## DATASET EXCERPTS

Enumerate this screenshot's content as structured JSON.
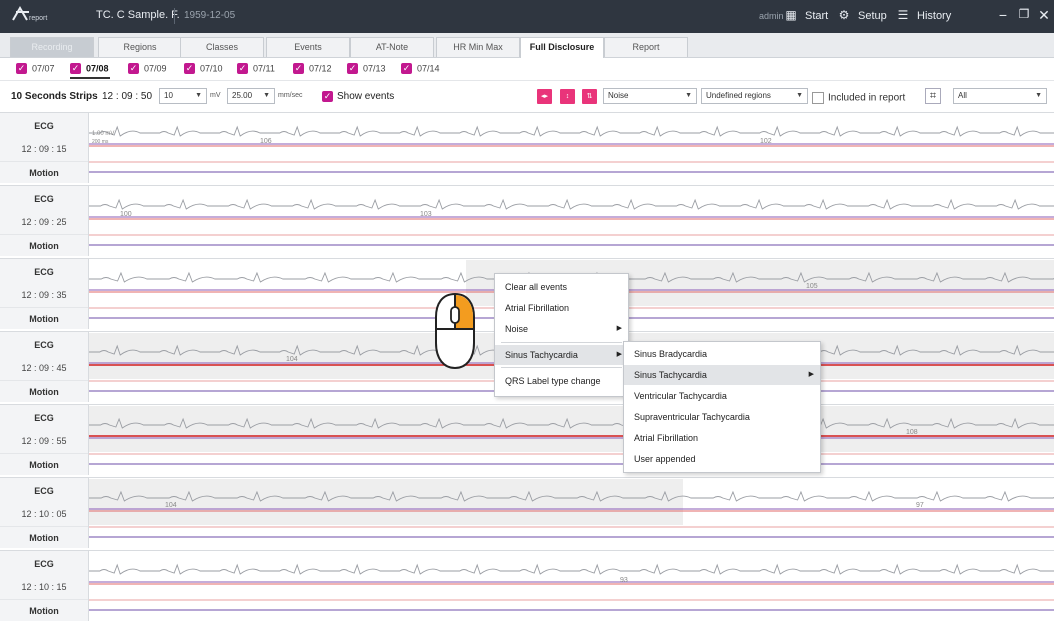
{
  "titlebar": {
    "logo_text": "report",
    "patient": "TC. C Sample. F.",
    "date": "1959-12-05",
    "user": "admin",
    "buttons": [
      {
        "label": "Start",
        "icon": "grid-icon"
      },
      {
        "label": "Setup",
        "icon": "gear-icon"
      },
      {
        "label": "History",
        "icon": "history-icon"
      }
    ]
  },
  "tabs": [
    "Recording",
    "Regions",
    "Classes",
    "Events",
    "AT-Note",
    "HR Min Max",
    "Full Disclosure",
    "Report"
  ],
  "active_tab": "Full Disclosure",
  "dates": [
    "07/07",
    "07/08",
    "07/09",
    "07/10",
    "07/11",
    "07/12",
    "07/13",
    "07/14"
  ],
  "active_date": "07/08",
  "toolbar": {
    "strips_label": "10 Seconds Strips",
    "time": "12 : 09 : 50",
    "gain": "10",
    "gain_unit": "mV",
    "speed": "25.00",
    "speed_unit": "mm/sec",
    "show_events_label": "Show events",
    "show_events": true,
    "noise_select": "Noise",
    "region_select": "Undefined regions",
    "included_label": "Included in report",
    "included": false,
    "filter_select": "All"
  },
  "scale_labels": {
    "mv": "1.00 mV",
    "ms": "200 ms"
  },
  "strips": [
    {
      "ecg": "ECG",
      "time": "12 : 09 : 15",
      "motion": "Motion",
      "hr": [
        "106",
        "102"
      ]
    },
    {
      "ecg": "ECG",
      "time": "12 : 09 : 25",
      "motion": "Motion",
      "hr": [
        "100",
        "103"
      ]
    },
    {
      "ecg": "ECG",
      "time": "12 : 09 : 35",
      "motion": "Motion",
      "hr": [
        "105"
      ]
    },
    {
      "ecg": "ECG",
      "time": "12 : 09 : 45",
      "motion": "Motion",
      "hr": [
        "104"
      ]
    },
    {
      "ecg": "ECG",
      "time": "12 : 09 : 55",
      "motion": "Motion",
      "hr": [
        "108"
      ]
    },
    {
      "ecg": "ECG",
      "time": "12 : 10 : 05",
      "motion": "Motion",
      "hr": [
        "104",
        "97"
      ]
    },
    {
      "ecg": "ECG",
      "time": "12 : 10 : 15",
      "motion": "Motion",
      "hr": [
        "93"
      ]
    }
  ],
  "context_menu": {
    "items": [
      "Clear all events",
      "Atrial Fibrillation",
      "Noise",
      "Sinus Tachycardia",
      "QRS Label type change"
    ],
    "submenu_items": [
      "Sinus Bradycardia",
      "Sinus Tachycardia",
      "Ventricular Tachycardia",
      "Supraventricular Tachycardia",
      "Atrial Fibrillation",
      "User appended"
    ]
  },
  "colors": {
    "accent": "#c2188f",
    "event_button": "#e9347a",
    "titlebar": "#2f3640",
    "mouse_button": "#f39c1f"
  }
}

## PROBLEM STATEMENT
Each record should be quoted exactly, with the images omitted.

## RESPONSE TO THIS EXERCISE
Enumerate this screenshot's content as structured JSON.
{
  "titlebar": {
    "logo_text": "report",
    "patient": "TC. C Sample. F.",
    "date": "1959-12-05",
    "user": "admin",
    "buttons": [
      {
        "label": "Start",
        "icon": "grid-icon"
      },
      {
        "label": "Setup",
        "icon": "gear-icon"
      },
      {
        "label": "History",
        "icon": "history-icon"
      }
    ]
  },
  "tabs": [
    "Recording",
    "Regions",
    "Classes",
    "Events",
    "AT-Note",
    "HR Min Max",
    "Full Disclosure",
    "Report"
  ],
  "active_tab": "Full Disclosure",
  "dates": [
    "07/07",
    "07/08",
    "07/09",
    "07/10",
    "07/11",
    "07/12",
    "07/13",
    "07/14"
  ],
  "active_date": "07/08",
  "toolbar": {
    "strips_label": "10 Seconds Strips",
    "time": "12 : 09 : 50",
    "gain": "10",
    "gain_unit": "mV",
    "speed": "25.00",
    "speed_unit": "mm/sec",
    "show_events_label": "Show events",
    "show_events": true,
    "noise_select": "Noise",
    "region_select": "Undefined regions",
    "included_label": "Included in report",
    "included": false,
    "filter_select": "All"
  },
  "scale_labels": {
    "mv": "1.00 mV",
    "ms": "200 ms"
  },
  "strips": [
    {
      "ecg": "ECG",
      "time": "12 : 09 : 15",
      "motion": "Motion",
      "hr": [
        "106",
        "102"
      ]
    },
    {
      "ecg": "ECG",
      "time": "12 : 09 : 25",
      "motion": "Motion",
      "hr": [
        "100",
        "103"
      ]
    },
    {
      "ecg": "ECG",
      "time": "12 : 09 : 35",
      "motion": "Motion",
      "hr": [
        "105"
      ]
    },
    {
      "ecg": "ECG",
      "time": "12 : 09 : 45",
      "motion": "Motion",
      "hr": [
        "104"
      ]
    },
    {
      "ecg": "ECG",
      "time": "12 : 09 : 55",
      "motion": "Motion",
      "hr": [
        "108"
      ]
    },
    {
      "ecg": "ECG",
      "time": "12 : 10 : 05",
      "motion": "Motion",
      "hr": [
        "104",
        "97"
      ]
    },
    {
      "ecg": "ECG",
      "time": "12 : 10 : 15",
      "motion": "Motion",
      "hr": [
        "93"
      ]
    }
  ],
  "context_menu": {
    "items": [
      "Clear all events",
      "Atrial Fibrillation",
      "Noise",
      "Sinus Tachycardia",
      "QRS Label type change"
    ],
    "submenu_items": [
      "Sinus Bradycardia",
      "Sinus Tachycardia",
      "Ventricular Tachycardia",
      "Supraventricular Tachycardia",
      "Atrial Fibrillation",
      "User appended"
    ]
  },
  "colors": {
    "accent": "#c2188f",
    "event_button": "#e9347a",
    "titlebar": "#2f3640",
    "mouse_button": "#f39c1f"
  }
}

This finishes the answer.